Every record should be written out exactly, please.
◆ ◆ ◆ ◆ ◆ ◆ ◆
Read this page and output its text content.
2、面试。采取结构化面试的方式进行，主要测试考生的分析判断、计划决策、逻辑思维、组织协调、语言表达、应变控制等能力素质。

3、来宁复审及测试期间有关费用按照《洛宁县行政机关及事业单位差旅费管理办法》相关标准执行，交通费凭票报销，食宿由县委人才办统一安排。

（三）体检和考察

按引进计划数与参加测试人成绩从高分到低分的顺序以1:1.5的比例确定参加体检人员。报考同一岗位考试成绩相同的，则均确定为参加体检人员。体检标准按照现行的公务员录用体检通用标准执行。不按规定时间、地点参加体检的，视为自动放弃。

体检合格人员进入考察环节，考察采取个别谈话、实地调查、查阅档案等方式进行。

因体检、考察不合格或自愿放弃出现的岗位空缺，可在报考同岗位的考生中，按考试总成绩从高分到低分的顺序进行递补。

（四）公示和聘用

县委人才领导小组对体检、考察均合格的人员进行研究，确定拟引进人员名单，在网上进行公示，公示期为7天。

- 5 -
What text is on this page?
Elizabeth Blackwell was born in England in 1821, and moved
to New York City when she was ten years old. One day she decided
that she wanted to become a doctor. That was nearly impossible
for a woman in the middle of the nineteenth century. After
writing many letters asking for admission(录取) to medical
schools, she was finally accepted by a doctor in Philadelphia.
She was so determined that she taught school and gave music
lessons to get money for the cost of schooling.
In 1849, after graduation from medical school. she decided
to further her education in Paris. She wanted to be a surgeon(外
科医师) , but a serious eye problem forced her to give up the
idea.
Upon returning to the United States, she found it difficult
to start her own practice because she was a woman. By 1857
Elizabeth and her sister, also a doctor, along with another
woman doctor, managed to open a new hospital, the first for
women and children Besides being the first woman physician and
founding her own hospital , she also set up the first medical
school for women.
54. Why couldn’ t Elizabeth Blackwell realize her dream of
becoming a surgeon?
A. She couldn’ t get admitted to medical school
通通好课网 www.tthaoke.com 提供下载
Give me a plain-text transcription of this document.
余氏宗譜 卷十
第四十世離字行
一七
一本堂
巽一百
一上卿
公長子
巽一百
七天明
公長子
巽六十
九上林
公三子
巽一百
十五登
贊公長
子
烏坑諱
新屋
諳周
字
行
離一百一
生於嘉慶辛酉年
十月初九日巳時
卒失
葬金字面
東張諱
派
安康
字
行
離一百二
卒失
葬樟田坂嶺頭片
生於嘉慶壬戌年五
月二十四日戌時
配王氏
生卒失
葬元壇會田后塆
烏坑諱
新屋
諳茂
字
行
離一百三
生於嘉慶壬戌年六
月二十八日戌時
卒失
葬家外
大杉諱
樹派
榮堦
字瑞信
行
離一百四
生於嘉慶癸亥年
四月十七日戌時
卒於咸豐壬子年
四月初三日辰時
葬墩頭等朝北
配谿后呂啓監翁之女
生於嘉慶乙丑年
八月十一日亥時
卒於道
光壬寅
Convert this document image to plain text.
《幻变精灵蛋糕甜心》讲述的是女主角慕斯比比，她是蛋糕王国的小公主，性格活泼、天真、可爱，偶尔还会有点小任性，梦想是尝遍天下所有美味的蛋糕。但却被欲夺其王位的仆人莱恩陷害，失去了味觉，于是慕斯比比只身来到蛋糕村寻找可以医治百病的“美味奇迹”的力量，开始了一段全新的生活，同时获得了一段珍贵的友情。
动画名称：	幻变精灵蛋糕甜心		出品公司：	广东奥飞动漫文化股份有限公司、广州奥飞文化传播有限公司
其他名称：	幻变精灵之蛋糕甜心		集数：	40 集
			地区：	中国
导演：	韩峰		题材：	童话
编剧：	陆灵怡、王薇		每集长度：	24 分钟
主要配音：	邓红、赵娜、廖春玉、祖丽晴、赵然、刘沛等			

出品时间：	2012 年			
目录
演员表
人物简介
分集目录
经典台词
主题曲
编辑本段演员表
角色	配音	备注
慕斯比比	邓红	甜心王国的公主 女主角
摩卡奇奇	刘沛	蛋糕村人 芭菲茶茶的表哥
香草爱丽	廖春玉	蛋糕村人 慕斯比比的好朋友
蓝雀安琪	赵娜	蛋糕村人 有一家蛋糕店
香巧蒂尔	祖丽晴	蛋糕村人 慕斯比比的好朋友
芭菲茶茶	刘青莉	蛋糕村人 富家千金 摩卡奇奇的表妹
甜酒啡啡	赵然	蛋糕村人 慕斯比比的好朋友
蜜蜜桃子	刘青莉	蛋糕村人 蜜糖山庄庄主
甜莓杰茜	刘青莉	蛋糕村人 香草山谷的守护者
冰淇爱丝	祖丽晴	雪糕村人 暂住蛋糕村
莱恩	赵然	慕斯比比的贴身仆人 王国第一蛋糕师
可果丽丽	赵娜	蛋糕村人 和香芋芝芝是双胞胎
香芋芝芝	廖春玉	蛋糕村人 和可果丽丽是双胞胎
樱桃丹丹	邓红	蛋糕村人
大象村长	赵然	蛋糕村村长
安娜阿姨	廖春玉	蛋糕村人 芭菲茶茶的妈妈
◆ ◆ ◆ ◆ ◆ ◆ ◆
▶ _Right answer_
Read this page and output its text content.
2、面试。采取结构化面试的方式进行，主要测试考生的分析判断、计划决策、逻辑思维、组织协调、语言表达、应变控制等能力素质。

3、来宁复审及测试期间有关费用按照《洛宁县行政机关及事业单位差旅费管理办法》相关标准执行，交通费凭票报销，食宿由县委人才办统一安排。

（三）体检和考察

按引进计划数与参加测试人成绩从高分到低分的顺序以1:1.5的比例确定参加体检人员。报考同一岗位考试成绩相同的，则均确定为参加体检人员。体检标准按照现行的公务员录用体检通用标准执行。不按规定时间、地点参加体检的，视为自动放弃。

体检合格人员进入考察环节，考察采取个别谈话、实地调查、查阅档案等方式进行。

因体检、考察不合格或自愿放弃出现的岗位空缺，可在报考同岗位的考生中，按考试总成绩从高分到低分的顺序进行递补。

（四）公示和聘用

县委人才领导小组对体检、考察均合格的人员进行研究，确定拟引进人员名单，在网上进行公示，公示期为7天。

- 5 -
What text is on this page?
Elizabeth Blackwell was born in England in 1821, and moved
to New York City when she was ten years old. One day she decided
that she wanted to become a doctor. That was nearly impossible
for a woman in the middle of the nineteenth century. After
writing many letters asking for admission(录取) to medical
schools, she was finally accepted by a doctor in Philadelphia.
She was so determined that she taught school and gave music
lessons to get money for the cost of schooling.
In 1849, after graduation from medical school. she decided
to further her education in Paris. She wanted to be a surgeon(外
科医师) , but a serious eye problem forced her to give up the
idea.
Upon returning to the United States, she found it difficult
to start her own practice because she was a woman. By 1857
Elizabeth and her sister, also a doctor, along with another
woman doctor, managed to open a new hospital, the first for
women and children Besides being the first woman physician and
founding her own hospital , she also set up the first medical
school for women.
54. Why couldn’ t Elizabeth Blackwell realize her dream of
becoming a surgeon?
A. She couldn’ t get admitted to medical school
通通好课网 www.tthaoke.com 提供下载
Give me a plain-text transcription of this document.
余氏宗譜 卷十
第四十世離字行
一七
一本堂
巽一百
一上卿
公長子
巽一百
七天明
公長子
巽六十
九上林
公三子
巽一百
十五登
贊公長
子
烏坑諱
新屋
諳周
字
行
離一百一
生於嘉慶辛酉年
十月初九日巳時
卒失
葬金字面
東張諱
派
安康
字
行
離一百二
卒失
葬樟田坂嶺頭片
生於嘉慶壬戌年五
月二十四日戌時
配王氏
生卒失
葬元壇會田后塆
烏坑諱
新屋
諳茂
字
行
離一百三
生於嘉慶壬戌年六
月二十八日戌時
卒失
葬家外
大杉諱
樹派
榮堦
字瑞信
行
離一百四
生於嘉慶癸亥年
四月十七日戌時
卒於咸豐壬子年
四月初三日辰時
葬墩頭等朝北
配谿后呂啓監翁之女
生於嘉慶乙丑年
八月十一日亥時
卒於道
光壬寅
Convert this document image to plain text.
《幻变精灵蛋糕甜心》讲述的是女主角慕斯比比，她是蛋糕王国的小公主，性格活泼、天真、可爱，偶尔还会有点小任性，梦想是尝遍天下所有美味的蛋糕。但却被欲夺其王位的仆人莱恩陷害，失去了味觉，于是慕斯比比只身来到蛋糕村寻找可以医治百病的“美味奇迹”的力量，开始了一段全新的生活，同时获得了一段珍贵的友情。
动画名称：	幻变精灵蛋糕甜心		出品公司：	广东奥飞动漫文化股份有限公司、广州奥飞文化传播有限公司
其他名称：	幻变精灵之蛋糕甜心		集数：	40 集
			地区：	中国
导演：	韩峰		题材：	童话
编剧：	陆灵怡、王薇		每集长度：	24 分钟
主要配音：	邓红、赵娜、廖春玉、祖丽晴、赵然、刘沛等			

出品时间：	2012 年			
目录
演员表
人物简介
分集目录
经典台词
主题曲
编辑本段演员表
角色	配音	备注
慕斯比比	邓红	甜心王国的公主 女主角
摩卡奇奇	刘沛	蛋糕村人 芭菲茶茶的表哥
香草爱丽	廖春玉	蛋糕村人 慕斯比比的好朋友
蓝雀安琪	赵娜	蛋糕村人 有一家蛋糕店
香巧蒂尔	祖丽晴	蛋糕村人 慕斯比比的好朋友
芭菲茶茶	刘青莉	蛋糕村人 富家千金 摩卡奇奇的表妹
甜酒啡啡	赵然	蛋糕村人 慕斯比比的好朋友
蜜蜜桃子	刘青莉	蛋糕村人 蜜糖山庄庄主
甜莓杰茜	刘青莉	蛋糕村人 香草山谷的守护者
冰淇爱丝	祖丽晴	雪糕村人 暂住蛋糕村
莱恩	赵然	慕斯比比的贴身仆人 王国第一蛋糕师
可果丽丽	赵娜	蛋糕村人 和香芋芝芝是双胞胎
香芋芝芝	廖春玉	蛋糕村人 和可果丽丽是双胞胎
樱桃丹丹	邓红	蛋糕村人
大象村长	赵然	蛋糕村村长
安娜阿姨	廖春玉	蛋糕村人 芭菲茶茶的妈妈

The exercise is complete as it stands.